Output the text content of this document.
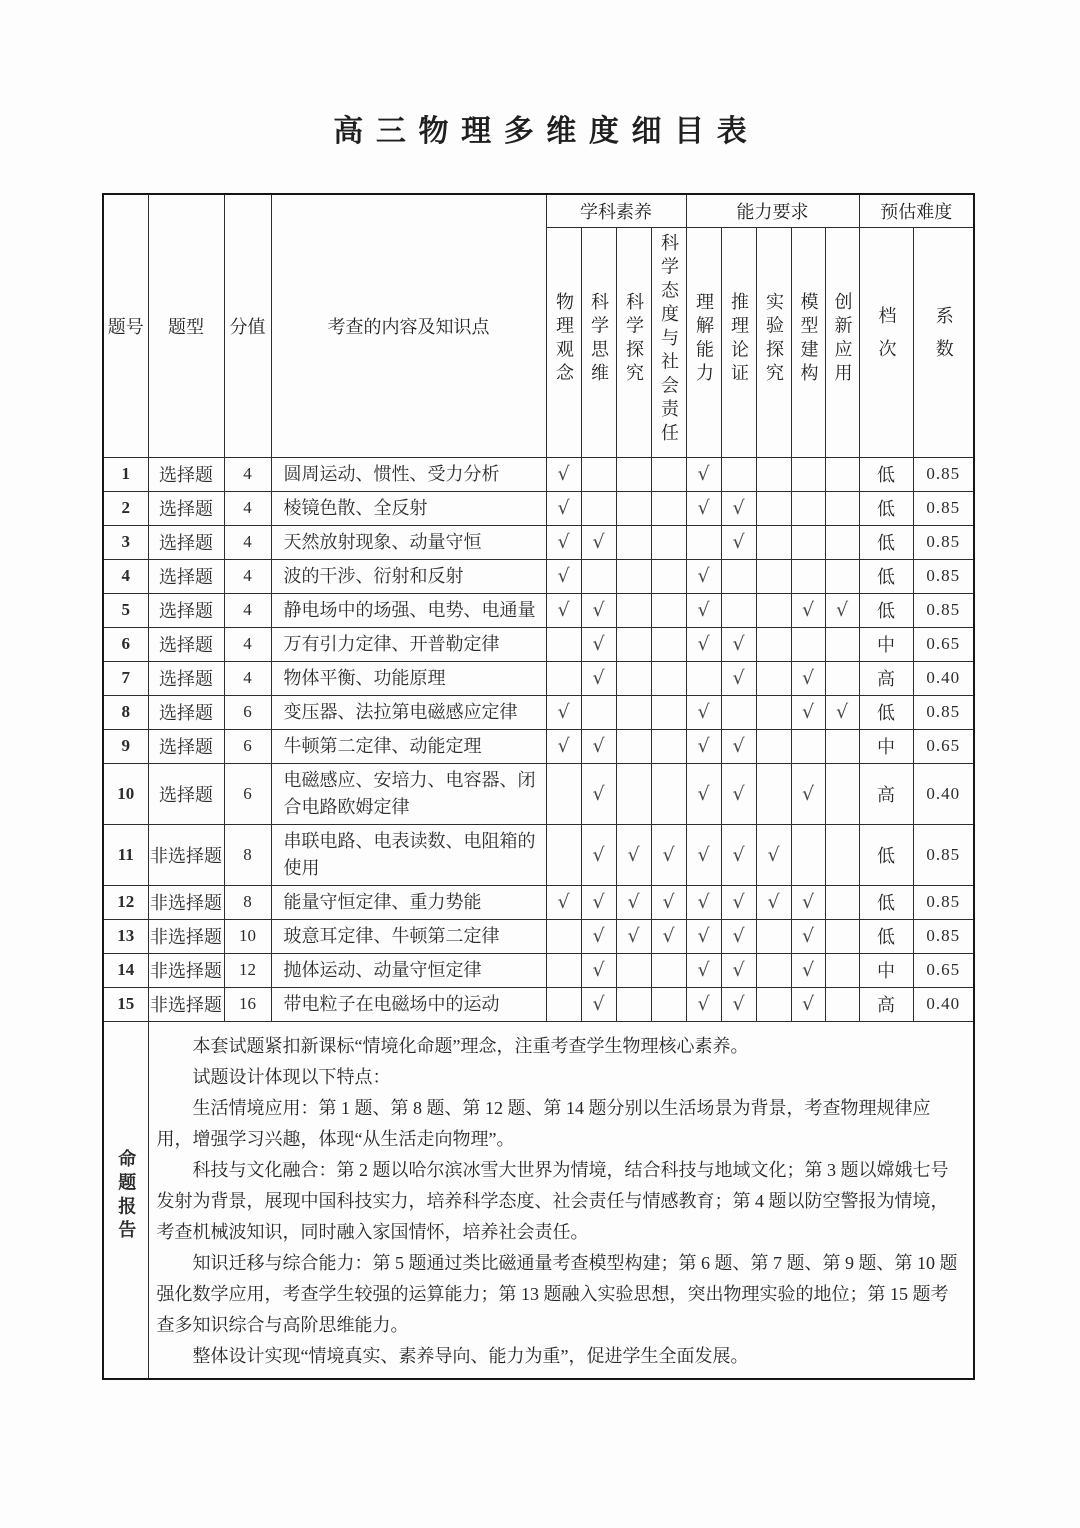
高三物理多维度细目表
题号	题型	分值	考查的内容及知识点	学科素养				能力要求					预估难度	
				物理观念	科学思维	科学探究	科学态度与社会责任	理解能力	推理论证	实验探究	模型建构	创新应用	档次	系数
1	选择题	4	圆周运动、惯性、受力分析	√				√					低	0.85
2	选择题	4	棱镜色散、全反射	√				√	√				低	0.85
3	选择题	4	天然放射现象、动量守恒	√	√				√				低	0.85
4	选择题	4	波的干涉、衍射和反射	√				√					低	0.85
5	选择题	4	静电场中的场强、电势、电通量	√	√			√			√	√	低	0.85
6	选择题	4	万有引力定律、开普勒定律		√			√	√				中	0.65
7	选择题	4	物体平衡、功能原理		√				√		√		高	0.40
8	选择题	6	变压器、法拉第电磁感应定律	√				√			√	√	低	0.85
9	选择题	6	牛顿第二定律、动能定理	√	√			√	√				中	0.65
10	选择题	6	电磁感应、安培力、电容器、闭合电路欧姆定律		√			√	√		√		高	0.40
11	非选择题	8	串联电路、电表读数、电阻箱的使用		√	√	√	√	√	√			低	0.85
12	非选择题	8	能量守恒定律、重力势能	√	√	√	√	√	√	√	√		低	0.85
13	非选择题	10	玻意耳定律、牛顿第二定律		√	√	√	√	√		√		低	0.85
14	非选择题	12	抛体运动、动量守恒定律		√			√	√		√		中	0.65
15	非选择题	16	带电粒子在电磁场中的运动		√			√	√		√		高	0.40
命题报告	

本套试题紧扣新课标“情境化命题”理念，注重考查学生物理核心素养。

试题设计体现以下特点：

生活情境应用：第 1 题、第 8 题、第 12 题、第 14 题分别以生活场景为背景，考查物理规律应用，增强学习兴趣，体现“从生活走向物理”。

科技与文化融合：第 2 题以哈尔滨冰雪大世界为情境，结合科技与地域文化；第 3 题以嫦娥七号发射为背景，展现中国科技实力，培养科学态度、社会责任与情感教育；第 4 题以防空警报为情境，考查机械波知识，同时融入家国情怀，培养社会责任。

知识迁移与综合能力：第 5 题通过类比磁通量考查模型构建；第 6 题、第 7 题、第 9 题、第 10 题强化数学应用，考查学生较强的运算能力；第 13 题融入实验思想，突出物理实验的地位；第 15 题考查多知识综合与高阶思维能力。

整体设计实现“情境真实、素养导向、能力为重”，促进学生全面发展。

------------------------------------------------------------------------

**Task description**
Without the pictures, output the full listing exactly as it stands.

**Answer for this exercise**
Output the text content of this document.
高三物理多维度细目表
题号	题型	分值	考查的内容及知识点	学科素养				能力要求					预估难度	
				物理观念	科学思维	科学探究	科学态度与社会责任	理解能力	推理论证	实验探究	模型建构	创新应用	档次	系数
1	选择题	4	圆周运动、惯性、受力分析	√				√					低	0.85
2	选择题	4	棱镜色散、全反射	√				√	√				低	0.85
3	选择题	4	天然放射现象、动量守恒	√	√				√				低	0.85
4	选择题	4	波的干涉、衍射和反射	√				√					低	0.85
5	选择题	4	静电场中的场强、电势、电通量	√	√			√			√	√	低	0.85
6	选择题	4	万有引力定律、开普勒定律		√			√	√				中	0.65
7	选择题	4	物体平衡、功能原理		√				√		√		高	0.40
8	选择题	6	变压器、法拉第电磁感应定律	√				√			√	√	低	0.85
9	选择题	6	牛顿第二定律、动能定理	√	√			√	√				中	0.65
10	选择题	6	电磁感应、安培力、电容器、闭合电路欧姆定律		√			√	√		√		高	0.40
11	非选择题	8	串联电路、电表读数、电阻箱的使用		√	√	√	√	√	√			低	0.85
12	非选择题	8	能量守恒定律、重力势能	√	√	√	√	√	√	√	√		低	0.85
13	非选择题	10	玻意耳定律、牛顿第二定律		√	√	√	√	√		√		低	0.85
14	非选择题	12	抛体运动、动量守恒定律		√			√	√		√		中	0.65
15	非选择题	16	带电粒子在电磁场中的运动		√			√	√		√		高	0.40
命题报告	

本套试题紧扣新课标“情境化命题”理念，注重考查学生物理核心素养。

试题设计体现以下特点：

生活情境应用：第 1 题、第 8 题、第 12 题、第 14 题分别以生活场景为背景，考查物理规律应用，增强学习兴趣，体现“从生活走向物理”。

科技与文化融合：第 2 题以哈尔滨冰雪大世界为情境，结合科技与地域文化；第 3 题以嫦娥七号发射为背景，展现中国科技实力，培养科学态度、社会责任与情感教育；第 4 题以防空警报为情境，考查机械波知识，同时融入家国情怀，培养社会责任。

知识迁移与综合能力：第 5 题通过类比磁通量考查模型构建；第 6 题、第 7 题、第 9 题、第 10 题强化数学应用，考查学生较强的运算能力；第 13 题融入实验思想，突出物理实验的地位；第 15 题考查多知识综合与高阶思维能力。

整体设计实现“情境真实、素养导向、能力为重”，促进学生全面发展。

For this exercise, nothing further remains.